Extracted data entries:

[START]

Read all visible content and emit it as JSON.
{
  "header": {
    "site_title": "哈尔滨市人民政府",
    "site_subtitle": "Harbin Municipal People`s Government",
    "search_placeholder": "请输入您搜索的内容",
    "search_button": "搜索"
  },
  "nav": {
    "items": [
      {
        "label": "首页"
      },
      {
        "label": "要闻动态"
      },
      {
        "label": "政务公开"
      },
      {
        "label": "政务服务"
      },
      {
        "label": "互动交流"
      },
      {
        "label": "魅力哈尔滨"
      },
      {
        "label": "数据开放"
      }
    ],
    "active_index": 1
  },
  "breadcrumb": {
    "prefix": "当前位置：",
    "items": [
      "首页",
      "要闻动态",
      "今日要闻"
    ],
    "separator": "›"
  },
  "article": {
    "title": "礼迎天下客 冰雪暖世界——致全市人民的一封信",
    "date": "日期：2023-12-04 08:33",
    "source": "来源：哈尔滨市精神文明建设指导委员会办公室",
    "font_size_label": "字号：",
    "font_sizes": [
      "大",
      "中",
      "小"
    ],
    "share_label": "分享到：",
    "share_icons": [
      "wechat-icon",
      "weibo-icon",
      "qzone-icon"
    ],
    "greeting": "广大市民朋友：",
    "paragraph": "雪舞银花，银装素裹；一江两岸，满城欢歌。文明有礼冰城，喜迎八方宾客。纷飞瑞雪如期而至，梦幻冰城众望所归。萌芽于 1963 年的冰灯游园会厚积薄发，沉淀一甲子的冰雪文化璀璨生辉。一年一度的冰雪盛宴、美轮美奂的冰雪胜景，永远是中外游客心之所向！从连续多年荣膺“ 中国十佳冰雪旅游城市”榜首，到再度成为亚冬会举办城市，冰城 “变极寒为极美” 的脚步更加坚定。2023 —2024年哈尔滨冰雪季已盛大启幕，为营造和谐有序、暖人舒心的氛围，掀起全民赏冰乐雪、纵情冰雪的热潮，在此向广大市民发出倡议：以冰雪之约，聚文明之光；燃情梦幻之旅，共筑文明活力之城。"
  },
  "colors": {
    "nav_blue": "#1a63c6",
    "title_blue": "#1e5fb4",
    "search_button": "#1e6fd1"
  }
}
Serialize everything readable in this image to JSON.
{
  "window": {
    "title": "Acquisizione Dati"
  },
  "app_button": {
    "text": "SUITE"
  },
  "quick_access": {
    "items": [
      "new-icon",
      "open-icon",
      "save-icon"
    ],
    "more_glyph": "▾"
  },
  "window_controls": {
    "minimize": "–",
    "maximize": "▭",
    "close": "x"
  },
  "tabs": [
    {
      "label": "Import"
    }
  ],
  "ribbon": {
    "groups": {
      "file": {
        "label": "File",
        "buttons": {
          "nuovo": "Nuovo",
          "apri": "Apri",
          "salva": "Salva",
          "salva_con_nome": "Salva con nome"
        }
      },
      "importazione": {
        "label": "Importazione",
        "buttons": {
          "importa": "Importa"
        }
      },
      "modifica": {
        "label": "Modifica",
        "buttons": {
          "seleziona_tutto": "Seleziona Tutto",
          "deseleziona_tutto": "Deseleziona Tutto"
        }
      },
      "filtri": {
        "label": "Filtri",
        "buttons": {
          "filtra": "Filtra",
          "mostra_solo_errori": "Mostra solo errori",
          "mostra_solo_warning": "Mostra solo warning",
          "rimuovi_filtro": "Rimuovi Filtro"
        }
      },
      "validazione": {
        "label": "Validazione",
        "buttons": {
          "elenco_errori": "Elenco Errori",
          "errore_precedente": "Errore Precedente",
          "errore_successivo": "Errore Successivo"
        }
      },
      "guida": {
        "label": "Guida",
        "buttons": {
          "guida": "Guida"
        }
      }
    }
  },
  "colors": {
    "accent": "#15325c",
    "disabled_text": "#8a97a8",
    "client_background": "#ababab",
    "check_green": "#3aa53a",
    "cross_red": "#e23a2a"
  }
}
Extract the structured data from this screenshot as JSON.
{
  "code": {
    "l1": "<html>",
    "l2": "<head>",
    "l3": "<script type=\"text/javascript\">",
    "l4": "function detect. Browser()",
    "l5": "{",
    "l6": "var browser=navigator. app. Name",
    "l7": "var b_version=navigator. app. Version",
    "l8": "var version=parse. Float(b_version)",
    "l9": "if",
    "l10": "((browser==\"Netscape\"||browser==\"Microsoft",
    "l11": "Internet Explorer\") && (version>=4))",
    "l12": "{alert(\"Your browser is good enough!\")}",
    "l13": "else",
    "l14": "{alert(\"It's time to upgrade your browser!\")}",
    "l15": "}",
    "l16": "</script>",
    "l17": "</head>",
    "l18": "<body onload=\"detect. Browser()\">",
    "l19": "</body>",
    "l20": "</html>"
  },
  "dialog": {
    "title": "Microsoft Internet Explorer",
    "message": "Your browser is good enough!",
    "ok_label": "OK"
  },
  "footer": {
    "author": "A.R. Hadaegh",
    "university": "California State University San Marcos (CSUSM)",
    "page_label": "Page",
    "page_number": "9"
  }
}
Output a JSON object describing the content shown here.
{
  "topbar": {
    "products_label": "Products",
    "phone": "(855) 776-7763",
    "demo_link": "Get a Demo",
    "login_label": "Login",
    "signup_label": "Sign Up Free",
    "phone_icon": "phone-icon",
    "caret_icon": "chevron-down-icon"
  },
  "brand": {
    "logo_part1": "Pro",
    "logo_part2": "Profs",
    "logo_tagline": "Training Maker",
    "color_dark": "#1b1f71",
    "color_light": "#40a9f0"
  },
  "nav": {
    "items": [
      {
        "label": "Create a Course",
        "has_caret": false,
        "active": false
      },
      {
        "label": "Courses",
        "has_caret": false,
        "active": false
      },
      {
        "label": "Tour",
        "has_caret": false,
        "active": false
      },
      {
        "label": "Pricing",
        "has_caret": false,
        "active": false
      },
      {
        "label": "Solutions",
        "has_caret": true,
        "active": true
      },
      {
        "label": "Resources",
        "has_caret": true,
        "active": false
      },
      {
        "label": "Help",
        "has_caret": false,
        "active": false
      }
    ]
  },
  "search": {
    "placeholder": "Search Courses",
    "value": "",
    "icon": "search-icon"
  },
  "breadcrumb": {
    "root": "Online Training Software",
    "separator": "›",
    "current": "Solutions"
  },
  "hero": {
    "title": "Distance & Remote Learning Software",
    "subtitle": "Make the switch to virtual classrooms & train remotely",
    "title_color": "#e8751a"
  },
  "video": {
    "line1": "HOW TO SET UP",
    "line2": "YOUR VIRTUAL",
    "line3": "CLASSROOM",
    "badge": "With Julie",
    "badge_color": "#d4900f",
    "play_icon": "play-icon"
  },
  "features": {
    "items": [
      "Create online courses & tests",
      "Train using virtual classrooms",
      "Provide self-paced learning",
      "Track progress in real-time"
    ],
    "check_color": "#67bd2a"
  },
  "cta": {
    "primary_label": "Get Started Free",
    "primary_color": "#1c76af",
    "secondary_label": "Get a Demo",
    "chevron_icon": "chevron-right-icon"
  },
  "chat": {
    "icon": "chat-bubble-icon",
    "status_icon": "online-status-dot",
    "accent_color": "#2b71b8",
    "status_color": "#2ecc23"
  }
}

[END]

#### [WHAT TO DO]
Take the listing above and write it out again exactly.

#### [RESPONSE TO THE EXERCISE]
Read all visible content and emit it as JSON.
{
  "header": {
    "site_title": "哈尔滨市人民政府",
    "site_subtitle": "Harbin Municipal People`s Government",
    "search_placeholder": "请输入您搜索的内容",
    "search_button": "搜索"
  },
  "nav": {
    "items": [
      {
        "label": "首页"
      },
      {
        "label": "要闻动态"
      },
      {
        "label": "政务公开"
      },
      {
        "label": "政务服务"
      },
      {
        "label": "互动交流"
      },
      {
        "label": "魅力哈尔滨"
      },
      {
        "label": "数据开放"
      }
    ],
    "active_index": 1
  },
  "breadcrumb": {
    "prefix": "当前位置：",
    "items": [
      "首页",
      "要闻动态",
      "今日要闻"
    ],
    "separator": "›"
  },
  "article": {
    "title": "礼迎天下客 冰雪暖世界——致全市人民的一封信",
    "date": "日期：2023-12-04 08:33",
    "source": "来源：哈尔滨市精神文明建设指导委员会办公室",
    "font_size_label": "字号：",
    "font_sizes": [
      "大",
      "中",
      "小"
    ],
    "share_label": "分享到：",
    "share_icons": [
      "wechat-icon",
      "weibo-icon",
      "qzone-icon"
    ],
    "greeting": "广大市民朋友：",
    "paragraph": "雪舞银花，银装素裹；一江两岸，满城欢歌。文明有礼冰城，喜迎八方宾客。纷飞瑞雪如期而至，梦幻冰城众望所归。萌芽于 1963 年的冰灯游园会厚积薄发，沉淀一甲子的冰雪文化璀璨生辉。一年一度的冰雪盛宴、美轮美奂的冰雪胜景，永远是中外游客心之所向！从连续多年荣膺“ 中国十佳冰雪旅游城市”榜首，到再度成为亚冬会举办城市，冰城 “变极寒为极美” 的脚步更加坚定。2023 —2024年哈尔滨冰雪季已盛大启幕，为营造和谐有序、暖人舒心的氛围，掀起全民赏冰乐雪、纵情冰雪的热潮，在此向广大市民发出倡议：以冰雪之约，聚文明之光；燃情梦幻之旅，共筑文明活力之城。"
  },
  "colors": {
    "nav_blue": "#1a63c6",
    "title_blue": "#1e5fb4",
    "search_button": "#1e6fd1"
  }
}
Serialize everything readable in this image to JSON.
{
  "window": {
    "title": "Acquisizione Dati"
  },
  "app_button": {
    "text": "SUITE"
  },
  "quick_access": {
    "items": [
      "new-icon",
      "open-icon",
      "save-icon"
    ],
    "more_glyph": "▾"
  },
  "window_controls": {
    "minimize": "–",
    "maximize": "▭",
    "close": "x"
  },
  "tabs": [
    {
      "label": "Import"
    }
  ],
  "ribbon": {
    "groups": {
      "file": {
        "label": "File",
        "buttons": {
          "nuovo": "Nuovo",
          "apri": "Apri",
          "salva": "Salva",
          "salva_con_nome": "Salva con nome"
        }
      },
      "importazione": {
        "label": "Importazione",
        "buttons": {
          "importa": "Importa"
        }
      },
      "modifica": {
        "label": "Modifica",
        "buttons": {
          "seleziona_tutto": "Seleziona Tutto",
          "deseleziona_tutto": "Deseleziona Tutto"
        }
      },
      "filtri": {
        "label": "Filtri",
        "buttons": {
          "filtra": "Filtra",
          "mostra_solo_errori": "Mostra solo errori",
          "mostra_solo_warning": "Mostra solo warning",
          "rimuovi_filtro": "Rimuovi Filtro"
        }
      },
      "validazione": {
        "label": "Validazione",
        "buttons": {
          "elenco_errori": "Elenco Errori",
          "errore_precedente": "Errore Precedente",
          "errore_successivo": "Errore Successivo"
        }
      },
      "guida": {
        "label": "Guida",
        "buttons": {
          "guida": "Guida"
        }
      }
    }
  },
  "colors": {
    "accent": "#15325c",
    "disabled_text": "#8a97a8",
    "client_background": "#ababab",
    "check_green": "#3aa53a",
    "cross_red": "#e23a2a"
  }
}
Extract the structured data from this screenshot as JSON.
{
  "code": {
    "l1": "<html>",
    "l2": "<head>",
    "l3": "<script type=\"text/javascript\">",
    "l4": "function detect. Browser()",
    "l5": "{",
    "l6": "var browser=navigator. app. Name",
    "l7": "var b_version=navigator. app. Version",
    "l8": "var version=parse. Float(b_version)",
    "l9": "if",
    "l10": "((browser==\"Netscape\"||browser==\"Microsoft",
    "l11": "Internet Explorer\") && (version>=4))",
    "l12": "{alert(\"Your browser is good enough!\")}",
    "l13": "else",
    "l14": "{alert(\"It's time to upgrade your browser!\")}",
    "l15": "}",
    "l16": "</script>",
    "l17": "</head>",
    "l18": "<body onload=\"detect. Browser()\">",
    "l19": "</body>",
    "l20": "</html>"
  },
  "dialog": {
    "title": "Microsoft Internet Explorer",
    "message": "Your browser is good enough!",
    "ok_label": "OK"
  },
  "footer": {
    "author": "A.R. Hadaegh",
    "university": "California State University San Marcos (CSUSM)",
    "page_label": "Page",
    "page_number": "9"
  }
}
Output a JSON object describing the content shown here.
{
  "topbar": {
    "products_label": "Products",
    "phone": "(855) 776-7763",
    "demo_link": "Get a Demo",
    "login_label": "Login",
    "signup_label": "Sign Up Free",
    "phone_icon": "phone-icon",
    "caret_icon": "chevron-down-icon"
  },
  "brand": {
    "logo_part1": "Pro",
    "logo_part2": "Profs",
    "logo_tagline": "Training Maker",
    "color_dark": "#1b1f71",
    "color_light": "#40a9f0"
  },
  "nav": {
    "items": [
      {
        "label": "Create a Course",
        "has_caret": false,
        "active": false
      },
      {
        "label": "Courses",
        "has_caret": false,
        "active": false
      },
      {
        "label": "Tour",
        "has_caret": false,
        "active": false
      },
      {
        "label": "Pricing",
        "has_caret": false,
        "active": false
      },
      {
        "label": "Solutions",
        "has_caret": true,
        "active": true
      },
      {
        "label": "Resources",
        "has_caret": true,
        "active": false
      },
      {
        "label": "Help",
        "has_caret": false,
        "active": false
      }
    ]
  },
  "search": {
    "placeholder": "Search Courses",
    "value": "",
    "icon": "search-icon"
  },
  "breadcrumb": {
    "root": "Online Training Software",
    "separator": "›",
    "current": "Solutions"
  },
  "hero": {
    "title": "Distance & Remote Learning Software",
    "subtitle": "Make the switch to virtual classrooms & train remotely",
    "title_color": "#e8751a"
  },
  "video": {
    "line1": "HOW TO SET UP",
    "line2": "YOUR VIRTUAL",
    "line3": "CLASSROOM",
    "badge": "With Julie",
    "badge_color": "#d4900f",
    "play_icon": "play-icon"
  },
  "features": {
    "items": [
      "Create online courses & tests",
      "Train using virtual classrooms",
      "Provide self-paced learning",
      "Track progress in real-time"
    ],
    "check_color": "#67bd2a"
  },
  "cta": {
    "primary_label": "Get Started Free",
    "primary_color": "#1c76af",
    "secondary_label": "Get a Demo",
    "chevron_icon": "chevron-right-icon"
  },
  "chat": {
    "icon": "chat-bubble-icon",
    "status_icon": "online-status-dot",
    "accent_color": "#2b71b8",
    "status_color": "#2ecc23"
  }
}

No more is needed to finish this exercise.